▶ **Exercise goal**
Go through the data below line by line and count those containing the word "elbow". Reply with the count only.

Saved entries
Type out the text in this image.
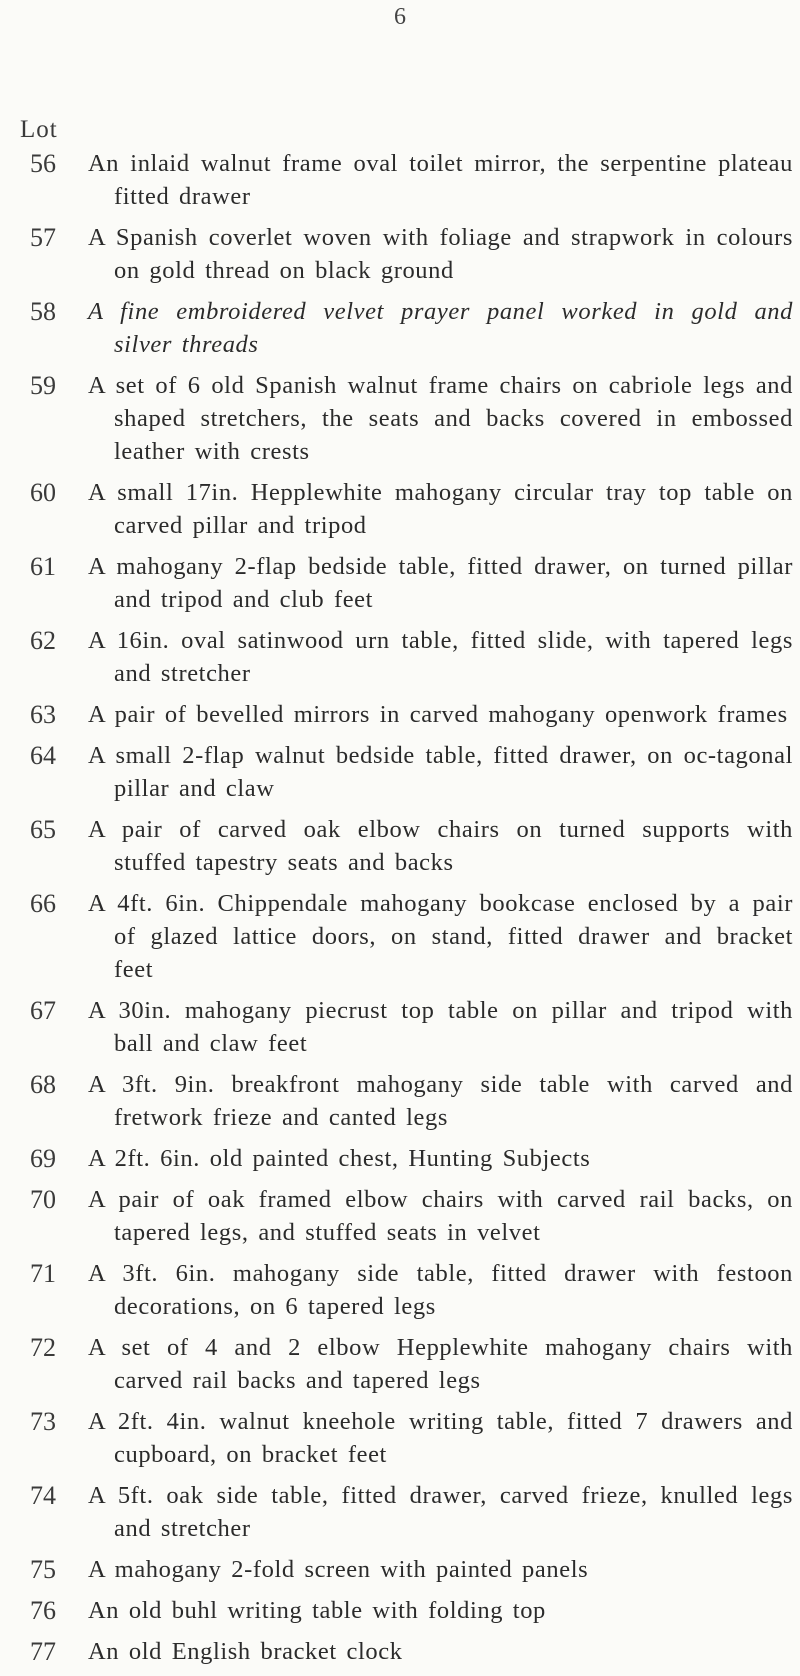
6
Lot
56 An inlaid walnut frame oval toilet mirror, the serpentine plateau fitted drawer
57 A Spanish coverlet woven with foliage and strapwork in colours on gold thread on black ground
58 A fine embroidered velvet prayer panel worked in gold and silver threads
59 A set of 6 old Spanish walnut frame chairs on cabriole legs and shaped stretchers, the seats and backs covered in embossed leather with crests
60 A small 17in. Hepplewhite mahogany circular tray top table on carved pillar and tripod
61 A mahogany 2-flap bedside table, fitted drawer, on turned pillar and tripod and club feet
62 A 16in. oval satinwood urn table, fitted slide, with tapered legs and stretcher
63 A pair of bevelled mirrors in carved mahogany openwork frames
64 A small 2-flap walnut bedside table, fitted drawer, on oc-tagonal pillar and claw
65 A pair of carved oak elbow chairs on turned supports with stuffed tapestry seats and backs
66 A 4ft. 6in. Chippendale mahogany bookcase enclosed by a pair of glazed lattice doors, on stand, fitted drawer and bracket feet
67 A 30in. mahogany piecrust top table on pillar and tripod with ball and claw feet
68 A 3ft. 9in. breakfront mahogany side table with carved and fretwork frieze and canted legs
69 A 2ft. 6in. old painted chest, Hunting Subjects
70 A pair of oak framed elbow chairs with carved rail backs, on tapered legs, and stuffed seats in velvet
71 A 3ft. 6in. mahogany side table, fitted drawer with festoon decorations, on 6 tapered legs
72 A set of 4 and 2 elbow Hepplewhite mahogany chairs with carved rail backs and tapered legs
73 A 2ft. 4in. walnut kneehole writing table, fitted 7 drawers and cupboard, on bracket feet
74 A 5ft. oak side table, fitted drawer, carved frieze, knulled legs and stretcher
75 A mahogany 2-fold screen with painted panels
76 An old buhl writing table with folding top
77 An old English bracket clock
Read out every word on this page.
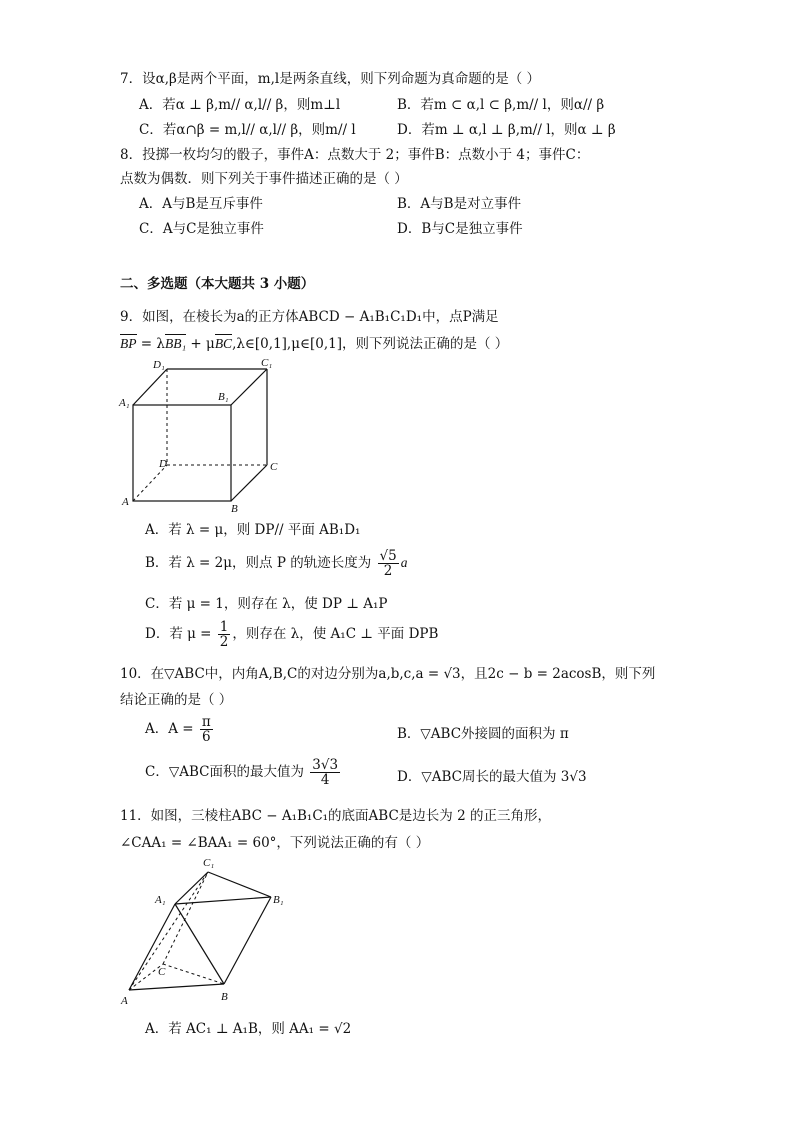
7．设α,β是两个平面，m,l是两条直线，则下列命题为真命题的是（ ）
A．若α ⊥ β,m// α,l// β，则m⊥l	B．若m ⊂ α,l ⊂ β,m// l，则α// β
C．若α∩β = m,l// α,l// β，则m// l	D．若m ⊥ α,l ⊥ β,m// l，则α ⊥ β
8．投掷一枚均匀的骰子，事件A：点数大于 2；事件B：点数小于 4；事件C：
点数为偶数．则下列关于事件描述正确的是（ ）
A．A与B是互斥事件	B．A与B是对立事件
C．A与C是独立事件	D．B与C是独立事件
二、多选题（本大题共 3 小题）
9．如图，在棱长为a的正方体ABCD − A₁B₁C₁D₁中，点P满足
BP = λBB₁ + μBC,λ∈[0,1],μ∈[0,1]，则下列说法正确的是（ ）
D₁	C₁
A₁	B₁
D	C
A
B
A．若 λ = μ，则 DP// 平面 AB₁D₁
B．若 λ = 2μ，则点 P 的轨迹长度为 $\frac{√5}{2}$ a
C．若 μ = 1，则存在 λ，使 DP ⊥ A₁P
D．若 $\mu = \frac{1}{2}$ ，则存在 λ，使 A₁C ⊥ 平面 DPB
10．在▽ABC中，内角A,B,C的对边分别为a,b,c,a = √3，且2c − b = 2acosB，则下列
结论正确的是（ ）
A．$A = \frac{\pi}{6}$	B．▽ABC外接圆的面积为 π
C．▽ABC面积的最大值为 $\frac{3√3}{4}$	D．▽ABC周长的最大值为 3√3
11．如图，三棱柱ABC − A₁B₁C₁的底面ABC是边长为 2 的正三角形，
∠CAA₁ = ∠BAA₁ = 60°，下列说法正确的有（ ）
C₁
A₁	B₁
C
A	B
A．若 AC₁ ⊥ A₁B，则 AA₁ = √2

▶ **Exercise solution**
3